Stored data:
· · · · · · ·

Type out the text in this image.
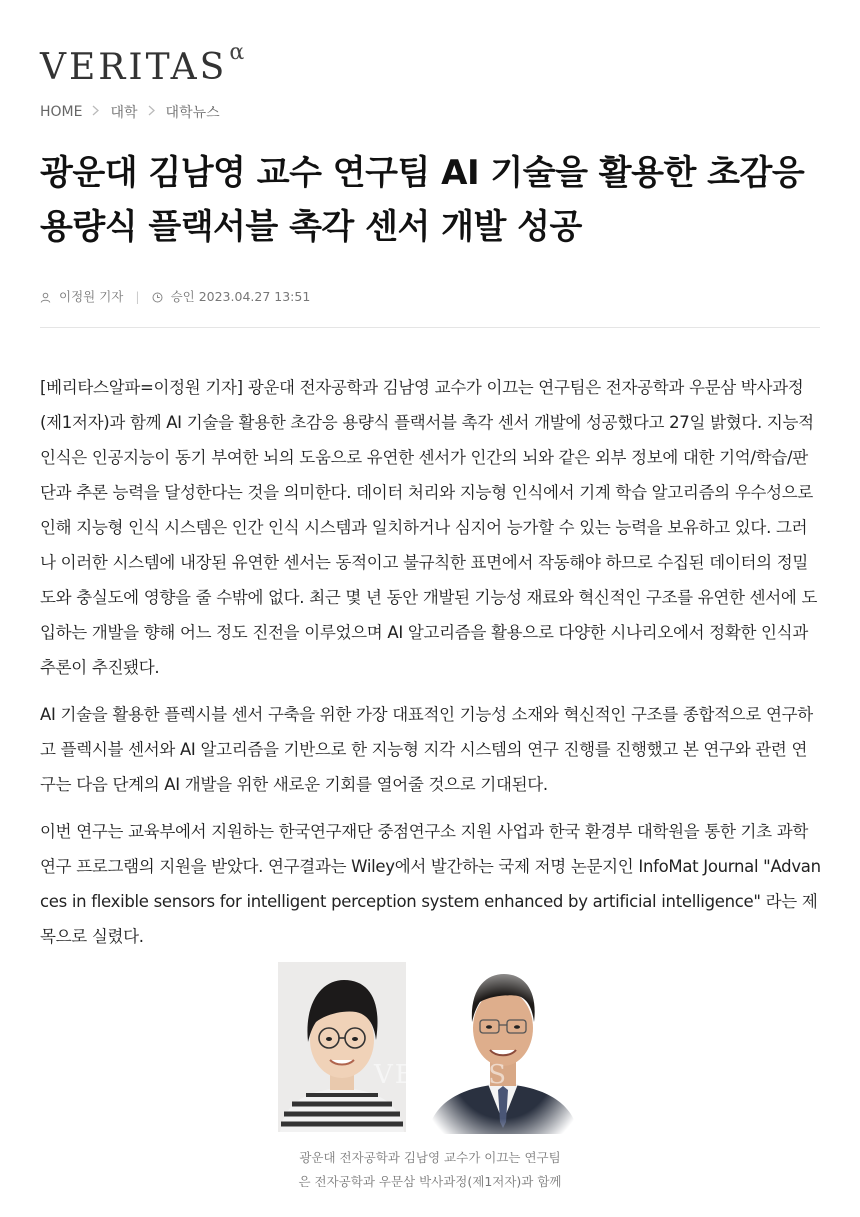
$VERITAS^\alpha$
HOME 대학 대학뉴스
광운대 김남영 교수 연구팀 AI 기술을 활용한 초감응 용량식 플랙서블 촉각 센서 개발 성공
이정원 기자 | 승인 2023.04.27 13:51

[베리타스알파=이정원 기자] 광운대 전자공학과 김남영 교수가 이끄는 연구팀은 전자공학과 우문삼 박사과정(제1저자)과 함께 AI 기술을 활용한 초감응 용량식 플랙서블 촉각 센서 개발에 성공했다고 27일 밝혔다. 지능적 인식은 인공지능이 동기 부여한 뇌의 도움으로 유연한 센서가 인간의 뇌와 같은 외부 정보에 대한 기억/학습/판단과 추론 능력을 달성한다는 것을 의미한다. 데이터 처리와 지능형 인식에서 기계 학습 알고리즘의 우수성으로 인해 지능형 인식 시스템은 인간 인식 시스템과 일치하거나 심지어 능가할 수 있는 능력을 보유하고 있다. 그러나 이러한 시스템에 내장된 유연한 센서는 동적이고 불규칙한 표면에서 작동해야 하므로 수집된 데이터의 정밀도와 충실도에 영향을 줄 수밖에 없다. 최근 몇 년 동안 개발된 기능성 재료와 혁신적인 구조를 유연한 센서에 도입하는 개발을 향해 어느 정도 진전을 이루었으며 AI 알고리즘을 활용으로 다양한 시나리오에서 정확한 인식과 추론이 추진됐다.

AI 기술을 활용한 플렉시블 센서 구축을 위한 가장 대표적인 기능성 소재와 혁신적인 구조를 종합적으로 연구하고 플렉시블 센서와 AI 알고리즘을 기반으로 한 지능형 지각 시스템의 연구 진행를 진행했고 본 연구와 관련 연구는 다음 단계의 AI 개발을 위한 새로운 기회를 열어줄 것으로 기대된다.

이번 연구는 교육부에서 지원하는 한국연구재단 중점연구소 지원 사업과 한국 환경부 대학원을 통한 기초 과학 연구 프로그램의 지원을 받았다. 연구결과는 Wiley에서 발간하는 국제 저명 논문지인 InfoMat Journal "Advances in flexible sensors for intelligent perception system enhanced by artificial intelligence" 라는 제목으로 실렸다.

VERITAS
광운대 전자공학과 김남영 교수가 이끄는 연구팀
은 전자공학과 우문삼 박사과정(제1저자)과 함께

· · · · · · ·

## What the exercise asks
Each line of the material must be retyped exactly, except that images are omitted.

## Result
Type out the text in this image.
$VERITAS^\alpha$
HOME 대학 대학뉴스
광운대 김남영 교수 연구팀 AI 기술을 활용한 초감응 용량식 플랙서블 촉각 센서 개발 성공
이정원 기자 | 승인 2023.04.27 13:51

[베리타스알파=이정원 기자] 광운대 전자공학과 김남영 교수가 이끄는 연구팀은 전자공학과 우문삼 박사과정(제1저자)과 함께 AI 기술을 활용한 초감응 용량식 플랙서블 촉각 센서 개발에 성공했다고 27일 밝혔다. 지능적 인식은 인공지능이 동기 부여한 뇌의 도움으로 유연한 센서가 인간의 뇌와 같은 외부 정보에 대한 기억/학습/판단과 추론 능력을 달성한다는 것을 의미한다. 데이터 처리와 지능형 인식에서 기계 학습 알고리즘의 우수성으로 인해 지능형 인식 시스템은 인간 인식 시스템과 일치하거나 심지어 능가할 수 있는 능력을 보유하고 있다. 그러나 이러한 시스템에 내장된 유연한 센서는 동적이고 불규칙한 표면에서 작동해야 하므로 수집된 데이터의 정밀도와 충실도에 영향을 줄 수밖에 없다. 최근 몇 년 동안 개발된 기능성 재료와 혁신적인 구조를 유연한 센서에 도입하는 개발을 향해 어느 정도 진전을 이루었으며 AI 알고리즘을 활용으로 다양한 시나리오에서 정확한 인식과 추론이 추진됐다.

AI 기술을 활용한 플렉시블 센서 구축을 위한 가장 대표적인 기능성 소재와 혁신적인 구조를 종합적으로 연구하고 플렉시블 센서와 AI 알고리즘을 기반으로 한 지능형 지각 시스템의 연구 진행를 진행했고 본 연구와 관련 연구는 다음 단계의 AI 개발을 위한 새로운 기회를 열어줄 것으로 기대된다.

이번 연구는 교육부에서 지원하는 한국연구재단 중점연구소 지원 사업과 한국 환경부 대학원을 통한 기초 과학 연구 프로그램의 지원을 받았다. 연구결과는 Wiley에서 발간하는 국제 저명 논문지인 InfoMat Journal "Advances in flexible sensors for intelligent perception system enhanced by artificial intelligence" 라는 제목으로 실렸다.

VERITAS
광운대 전자공학과 김남영 교수가 이끄는 연구팀
은 전자공학과 우문삼 박사과정(제1저자)과 함께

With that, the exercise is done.